- [Written request]:
Could you copy every one of the lines below word for word, leaving the pictures out?

- [Data provided]:
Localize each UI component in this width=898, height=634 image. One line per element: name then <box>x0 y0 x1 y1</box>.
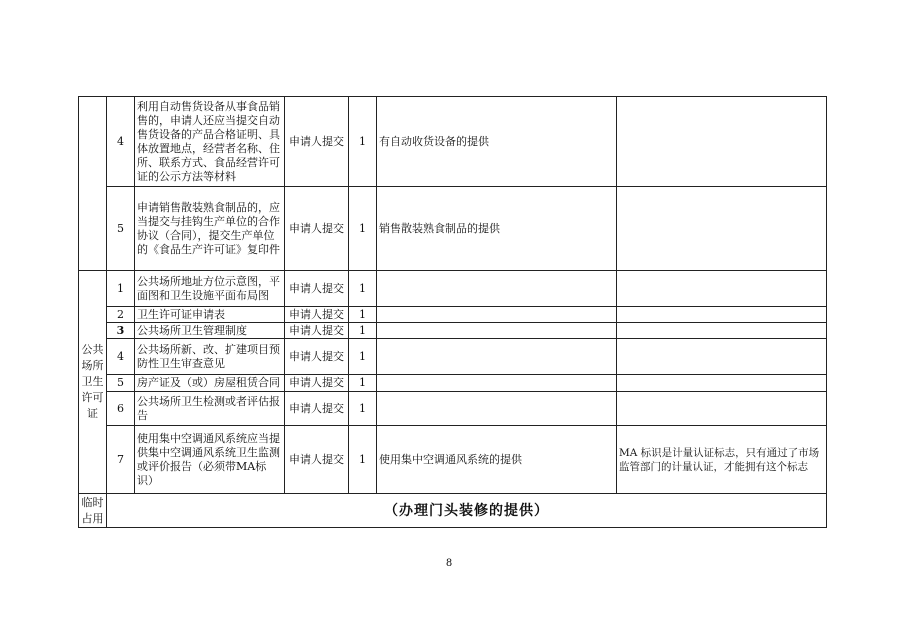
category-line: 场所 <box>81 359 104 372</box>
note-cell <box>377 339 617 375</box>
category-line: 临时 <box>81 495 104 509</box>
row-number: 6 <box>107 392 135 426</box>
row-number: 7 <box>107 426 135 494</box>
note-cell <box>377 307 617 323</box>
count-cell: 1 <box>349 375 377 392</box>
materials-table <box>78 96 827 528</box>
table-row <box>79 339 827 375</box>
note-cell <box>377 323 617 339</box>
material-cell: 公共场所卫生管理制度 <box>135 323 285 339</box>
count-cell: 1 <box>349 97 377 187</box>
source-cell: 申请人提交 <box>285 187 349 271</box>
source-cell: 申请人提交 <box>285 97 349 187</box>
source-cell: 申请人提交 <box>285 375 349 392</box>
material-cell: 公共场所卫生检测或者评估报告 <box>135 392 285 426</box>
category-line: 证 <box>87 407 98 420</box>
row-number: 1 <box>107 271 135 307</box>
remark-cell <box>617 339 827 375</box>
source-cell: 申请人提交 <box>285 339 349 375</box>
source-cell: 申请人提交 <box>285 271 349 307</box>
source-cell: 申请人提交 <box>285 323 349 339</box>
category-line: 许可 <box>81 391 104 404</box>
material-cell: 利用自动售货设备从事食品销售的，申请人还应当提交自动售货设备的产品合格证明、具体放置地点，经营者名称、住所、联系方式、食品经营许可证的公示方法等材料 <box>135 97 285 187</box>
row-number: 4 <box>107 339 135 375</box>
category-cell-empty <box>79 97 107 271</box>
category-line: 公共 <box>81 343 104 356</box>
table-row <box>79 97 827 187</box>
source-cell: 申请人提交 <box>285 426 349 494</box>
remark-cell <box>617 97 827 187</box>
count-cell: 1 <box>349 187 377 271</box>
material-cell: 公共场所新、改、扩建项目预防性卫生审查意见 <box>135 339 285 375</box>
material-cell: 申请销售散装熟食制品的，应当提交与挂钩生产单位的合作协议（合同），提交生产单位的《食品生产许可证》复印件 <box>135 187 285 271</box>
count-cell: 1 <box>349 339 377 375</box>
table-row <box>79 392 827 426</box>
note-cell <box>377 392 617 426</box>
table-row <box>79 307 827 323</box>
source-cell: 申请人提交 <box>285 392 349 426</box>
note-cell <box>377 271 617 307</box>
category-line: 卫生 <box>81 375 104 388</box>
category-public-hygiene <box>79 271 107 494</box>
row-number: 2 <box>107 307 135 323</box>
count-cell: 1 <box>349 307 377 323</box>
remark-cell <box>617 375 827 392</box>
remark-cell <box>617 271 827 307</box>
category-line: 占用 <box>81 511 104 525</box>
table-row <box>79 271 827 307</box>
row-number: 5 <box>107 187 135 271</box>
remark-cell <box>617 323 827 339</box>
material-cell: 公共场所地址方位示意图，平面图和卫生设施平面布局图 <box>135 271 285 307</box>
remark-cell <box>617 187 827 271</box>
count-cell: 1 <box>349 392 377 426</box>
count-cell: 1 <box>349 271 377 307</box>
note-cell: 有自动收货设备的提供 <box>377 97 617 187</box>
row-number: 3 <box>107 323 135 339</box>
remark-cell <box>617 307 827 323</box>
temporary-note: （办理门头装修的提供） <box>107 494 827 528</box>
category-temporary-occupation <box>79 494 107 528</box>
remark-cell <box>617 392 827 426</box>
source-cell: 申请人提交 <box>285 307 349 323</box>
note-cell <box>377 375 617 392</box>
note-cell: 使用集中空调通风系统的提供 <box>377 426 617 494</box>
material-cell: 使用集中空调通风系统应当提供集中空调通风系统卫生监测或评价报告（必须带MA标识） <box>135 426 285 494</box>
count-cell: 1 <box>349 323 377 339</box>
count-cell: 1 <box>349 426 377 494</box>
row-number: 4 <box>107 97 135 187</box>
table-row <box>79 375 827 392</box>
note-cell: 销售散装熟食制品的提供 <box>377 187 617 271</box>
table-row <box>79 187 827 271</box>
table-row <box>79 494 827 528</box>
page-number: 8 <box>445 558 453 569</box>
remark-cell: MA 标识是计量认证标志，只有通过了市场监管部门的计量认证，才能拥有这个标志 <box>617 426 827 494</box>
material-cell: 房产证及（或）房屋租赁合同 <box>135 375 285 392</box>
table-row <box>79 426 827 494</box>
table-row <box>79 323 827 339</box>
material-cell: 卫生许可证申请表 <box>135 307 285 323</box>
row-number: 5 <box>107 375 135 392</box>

- [Written solution]:
Localize each UI component in this width=898, height=634 image. One line per element: name then <box>x0 y0 x1 y1</box>.
category-line: 场所 <box>81 359 104 372</box>
note-cell <box>377 339 617 375</box>
category-line: 临时 <box>81 495 104 509</box>
row-number: 6 <box>107 392 135 426</box>
row-number: 7 <box>107 426 135 494</box>
note-cell <box>377 307 617 323</box>
count-cell: 1 <box>349 375 377 392</box>
materials-table <box>78 96 827 528</box>
table-row <box>79 339 827 375</box>
note-cell <box>377 323 617 339</box>
material-cell: 公共场所卫生管理制度 <box>135 323 285 339</box>
count-cell: 1 <box>349 97 377 187</box>
source-cell: 申请人提交 <box>285 187 349 271</box>
source-cell: 申请人提交 <box>285 97 349 187</box>
source-cell: 申请人提交 <box>285 375 349 392</box>
material-cell: 公共场所卫生检测或者评估报告 <box>135 392 285 426</box>
category-line: 证 <box>87 407 98 420</box>
row-number: 1 <box>107 271 135 307</box>
remark-cell <box>617 339 827 375</box>
source-cell: 申请人提交 <box>285 339 349 375</box>
source-cell: 申请人提交 <box>285 271 349 307</box>
source-cell: 申请人提交 <box>285 323 349 339</box>
category-line: 许可 <box>81 391 104 404</box>
material-cell: 利用自动售货设备从事食品销售的，申请人还应当提交自动售货设备的产品合格证明、具体放置地点，经营者名称、住所、联系方式、食品经营许可证的公示方法等材料 <box>135 97 285 187</box>
row-number: 4 <box>107 339 135 375</box>
category-cell-empty <box>79 97 107 271</box>
category-line: 公共 <box>81 343 104 356</box>
table-row <box>79 97 827 187</box>
source-cell: 申请人提交 <box>285 426 349 494</box>
remark-cell <box>617 97 827 187</box>
count-cell: 1 <box>349 187 377 271</box>
material-cell: 公共场所新、改、扩建项目预防性卫生审查意见 <box>135 339 285 375</box>
material-cell: 申请销售散装熟食制品的，应当提交与挂钩生产单位的合作协议（合同），提交生产单位的《食品生产许可证》复印件 <box>135 187 285 271</box>
count-cell: 1 <box>349 339 377 375</box>
table-row <box>79 392 827 426</box>
note-cell <box>377 392 617 426</box>
table-row <box>79 307 827 323</box>
source-cell: 申请人提交 <box>285 392 349 426</box>
note-cell <box>377 271 617 307</box>
category-line: 卫生 <box>81 375 104 388</box>
category-public-hygiene <box>79 271 107 494</box>
row-number: 2 <box>107 307 135 323</box>
count-cell: 1 <box>349 307 377 323</box>
remark-cell <box>617 375 827 392</box>
remark-cell <box>617 271 827 307</box>
category-line: 占用 <box>81 511 104 525</box>
table-row <box>79 271 827 307</box>
row-number: 5 <box>107 187 135 271</box>
remark-cell <box>617 323 827 339</box>
material-cell: 公共场所地址方位示意图，平面图和卫生设施平面布局图 <box>135 271 285 307</box>
remark-cell <box>617 187 827 271</box>
count-cell: 1 <box>349 392 377 426</box>
count-cell: 1 <box>349 271 377 307</box>
note-cell: 有自动收货设备的提供 <box>377 97 617 187</box>
row-number: 3 <box>107 323 135 339</box>
remark-cell <box>617 307 827 323</box>
temporary-note: （办理门头装修的提供） <box>107 494 827 528</box>
category-temporary-occupation <box>79 494 107 528</box>
remark-cell <box>617 392 827 426</box>
source-cell: 申请人提交 <box>285 307 349 323</box>
note-cell <box>377 375 617 392</box>
note-cell: 使用集中空调通风系统的提供 <box>377 426 617 494</box>
material-cell: 使用集中空调通风系统应当提供集中空调通风系统卫生监测或评价报告（必须带MA标识） <box>135 426 285 494</box>
count-cell: 1 <box>349 323 377 339</box>
count-cell: 1 <box>349 426 377 494</box>
row-number: 4 <box>107 97 135 187</box>
table-row <box>79 375 827 392</box>
note-cell: 销售散装熟食制品的提供 <box>377 187 617 271</box>
table-row <box>79 187 827 271</box>
table-row <box>79 494 827 528</box>
page-number: 8 <box>445 558 453 569</box>
remark-cell: MA 标识是计量认证标志，只有通过了市场监管部门的计量认证，才能拥有这个标志 <box>617 426 827 494</box>
material-cell: 房产证及（或）房屋租赁合同 <box>135 375 285 392</box>
table-row <box>79 426 827 494</box>
table-row <box>79 323 827 339</box>
material-cell: 卫生许可证申请表 <box>135 307 285 323</box>
row-number: 5 <box>107 375 135 392</box>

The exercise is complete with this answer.